- [Supplied material]
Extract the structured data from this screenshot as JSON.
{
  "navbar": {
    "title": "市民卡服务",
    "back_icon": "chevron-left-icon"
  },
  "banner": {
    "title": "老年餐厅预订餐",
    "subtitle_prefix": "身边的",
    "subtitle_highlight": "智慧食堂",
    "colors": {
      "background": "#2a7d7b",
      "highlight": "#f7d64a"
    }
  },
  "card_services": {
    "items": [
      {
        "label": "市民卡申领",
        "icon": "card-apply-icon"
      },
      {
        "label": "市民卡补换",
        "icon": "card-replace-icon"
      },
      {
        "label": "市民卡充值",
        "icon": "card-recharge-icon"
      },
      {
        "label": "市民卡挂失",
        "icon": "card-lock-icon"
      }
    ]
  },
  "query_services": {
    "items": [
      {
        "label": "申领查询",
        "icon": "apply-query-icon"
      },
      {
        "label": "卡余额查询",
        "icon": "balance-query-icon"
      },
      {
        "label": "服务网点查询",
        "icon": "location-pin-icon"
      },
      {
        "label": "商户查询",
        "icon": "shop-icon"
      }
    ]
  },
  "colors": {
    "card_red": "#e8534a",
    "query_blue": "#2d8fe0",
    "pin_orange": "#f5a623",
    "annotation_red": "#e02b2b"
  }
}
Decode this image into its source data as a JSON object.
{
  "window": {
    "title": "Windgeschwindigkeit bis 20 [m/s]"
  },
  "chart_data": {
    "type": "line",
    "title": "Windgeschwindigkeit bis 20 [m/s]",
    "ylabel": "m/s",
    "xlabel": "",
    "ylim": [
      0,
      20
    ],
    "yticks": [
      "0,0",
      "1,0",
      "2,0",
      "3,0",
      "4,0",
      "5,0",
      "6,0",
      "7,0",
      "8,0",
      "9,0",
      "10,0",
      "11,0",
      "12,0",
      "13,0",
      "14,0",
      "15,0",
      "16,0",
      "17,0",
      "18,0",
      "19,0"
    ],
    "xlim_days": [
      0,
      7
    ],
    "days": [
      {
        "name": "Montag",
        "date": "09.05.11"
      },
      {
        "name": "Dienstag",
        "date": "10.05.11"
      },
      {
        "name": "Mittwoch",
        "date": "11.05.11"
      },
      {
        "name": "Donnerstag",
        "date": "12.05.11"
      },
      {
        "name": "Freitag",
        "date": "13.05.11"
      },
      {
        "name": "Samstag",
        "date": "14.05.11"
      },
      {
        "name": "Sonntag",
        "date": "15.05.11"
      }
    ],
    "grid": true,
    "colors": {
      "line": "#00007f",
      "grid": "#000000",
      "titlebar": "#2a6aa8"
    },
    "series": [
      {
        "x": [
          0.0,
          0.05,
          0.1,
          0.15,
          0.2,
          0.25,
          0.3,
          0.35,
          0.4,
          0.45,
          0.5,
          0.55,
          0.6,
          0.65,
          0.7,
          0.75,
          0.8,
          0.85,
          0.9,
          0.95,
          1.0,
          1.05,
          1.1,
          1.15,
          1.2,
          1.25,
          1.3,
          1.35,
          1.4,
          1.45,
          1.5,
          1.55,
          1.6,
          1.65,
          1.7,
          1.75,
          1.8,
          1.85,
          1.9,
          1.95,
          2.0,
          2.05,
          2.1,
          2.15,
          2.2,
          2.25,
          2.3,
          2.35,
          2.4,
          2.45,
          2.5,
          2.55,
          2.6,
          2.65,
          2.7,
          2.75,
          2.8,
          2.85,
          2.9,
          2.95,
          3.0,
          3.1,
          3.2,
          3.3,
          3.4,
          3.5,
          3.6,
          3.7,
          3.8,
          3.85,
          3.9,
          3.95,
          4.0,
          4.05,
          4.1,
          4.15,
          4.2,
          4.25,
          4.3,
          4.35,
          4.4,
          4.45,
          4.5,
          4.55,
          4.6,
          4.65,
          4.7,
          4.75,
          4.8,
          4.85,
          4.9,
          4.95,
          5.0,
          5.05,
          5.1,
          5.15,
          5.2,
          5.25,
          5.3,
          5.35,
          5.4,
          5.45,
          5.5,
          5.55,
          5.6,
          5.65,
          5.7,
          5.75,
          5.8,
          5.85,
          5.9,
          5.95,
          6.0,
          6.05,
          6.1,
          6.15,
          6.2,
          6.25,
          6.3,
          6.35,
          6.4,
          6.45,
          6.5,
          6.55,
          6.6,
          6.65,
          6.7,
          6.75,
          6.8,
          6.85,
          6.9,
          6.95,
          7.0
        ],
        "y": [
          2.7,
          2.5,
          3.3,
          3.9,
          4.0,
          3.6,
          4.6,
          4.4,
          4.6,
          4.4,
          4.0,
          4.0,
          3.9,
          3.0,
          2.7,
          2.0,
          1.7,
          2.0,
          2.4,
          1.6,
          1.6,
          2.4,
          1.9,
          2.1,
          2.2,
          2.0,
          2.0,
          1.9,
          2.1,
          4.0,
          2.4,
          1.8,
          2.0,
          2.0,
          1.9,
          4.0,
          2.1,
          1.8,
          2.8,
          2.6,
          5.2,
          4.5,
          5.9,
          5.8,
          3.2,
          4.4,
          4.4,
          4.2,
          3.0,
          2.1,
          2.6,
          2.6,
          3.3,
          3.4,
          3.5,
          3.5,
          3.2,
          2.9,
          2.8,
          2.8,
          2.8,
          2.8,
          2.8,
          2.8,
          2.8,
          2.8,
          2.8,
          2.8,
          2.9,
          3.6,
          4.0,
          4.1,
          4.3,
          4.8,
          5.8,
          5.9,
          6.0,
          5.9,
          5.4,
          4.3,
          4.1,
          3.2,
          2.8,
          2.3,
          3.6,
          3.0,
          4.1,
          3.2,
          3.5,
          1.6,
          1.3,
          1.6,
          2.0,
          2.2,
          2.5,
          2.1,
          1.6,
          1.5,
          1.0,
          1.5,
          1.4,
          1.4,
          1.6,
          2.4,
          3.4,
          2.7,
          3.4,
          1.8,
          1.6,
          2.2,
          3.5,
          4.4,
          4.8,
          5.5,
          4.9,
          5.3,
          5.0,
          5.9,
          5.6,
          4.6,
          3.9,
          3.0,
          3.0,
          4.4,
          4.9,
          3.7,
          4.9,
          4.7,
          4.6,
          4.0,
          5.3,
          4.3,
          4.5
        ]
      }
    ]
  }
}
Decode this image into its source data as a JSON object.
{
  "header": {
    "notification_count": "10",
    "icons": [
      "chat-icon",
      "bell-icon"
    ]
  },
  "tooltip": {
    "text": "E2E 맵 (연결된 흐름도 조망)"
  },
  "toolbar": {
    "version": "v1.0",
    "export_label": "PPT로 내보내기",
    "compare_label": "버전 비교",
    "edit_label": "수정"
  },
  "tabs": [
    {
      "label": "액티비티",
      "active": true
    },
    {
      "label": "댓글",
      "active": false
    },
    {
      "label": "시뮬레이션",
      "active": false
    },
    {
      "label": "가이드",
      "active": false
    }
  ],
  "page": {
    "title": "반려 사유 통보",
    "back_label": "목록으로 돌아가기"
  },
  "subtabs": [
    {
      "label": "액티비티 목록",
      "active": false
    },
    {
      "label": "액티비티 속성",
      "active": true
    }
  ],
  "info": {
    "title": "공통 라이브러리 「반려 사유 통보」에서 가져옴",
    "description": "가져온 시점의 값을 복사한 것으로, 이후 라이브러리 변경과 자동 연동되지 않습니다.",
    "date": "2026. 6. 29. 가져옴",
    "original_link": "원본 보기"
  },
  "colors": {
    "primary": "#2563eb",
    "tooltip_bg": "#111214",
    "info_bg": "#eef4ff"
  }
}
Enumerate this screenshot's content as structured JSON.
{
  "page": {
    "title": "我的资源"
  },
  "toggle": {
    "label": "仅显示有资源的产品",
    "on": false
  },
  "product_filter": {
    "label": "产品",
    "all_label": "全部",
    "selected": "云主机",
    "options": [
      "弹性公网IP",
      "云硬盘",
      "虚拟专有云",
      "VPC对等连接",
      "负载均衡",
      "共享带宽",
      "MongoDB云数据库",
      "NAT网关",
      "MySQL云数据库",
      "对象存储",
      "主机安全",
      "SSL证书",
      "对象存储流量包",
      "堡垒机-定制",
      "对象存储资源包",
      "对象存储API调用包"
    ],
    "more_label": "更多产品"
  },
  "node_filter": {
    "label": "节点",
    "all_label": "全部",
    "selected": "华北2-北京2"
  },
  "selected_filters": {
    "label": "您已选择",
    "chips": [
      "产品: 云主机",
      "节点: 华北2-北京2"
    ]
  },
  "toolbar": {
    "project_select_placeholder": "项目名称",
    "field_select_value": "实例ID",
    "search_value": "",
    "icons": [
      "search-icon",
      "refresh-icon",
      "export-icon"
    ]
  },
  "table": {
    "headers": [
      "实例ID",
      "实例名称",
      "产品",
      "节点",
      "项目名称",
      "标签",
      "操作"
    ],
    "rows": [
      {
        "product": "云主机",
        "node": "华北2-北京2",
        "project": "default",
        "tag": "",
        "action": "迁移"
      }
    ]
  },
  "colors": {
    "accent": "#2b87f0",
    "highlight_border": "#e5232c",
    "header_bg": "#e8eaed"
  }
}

- [Short exercise]
Read the data above and pull out each line that holds the string "액티비티".

- [Correct response]
      "label": "액티비티",
      "label": "액티비티 목록",
      "label": "액티비티 속성",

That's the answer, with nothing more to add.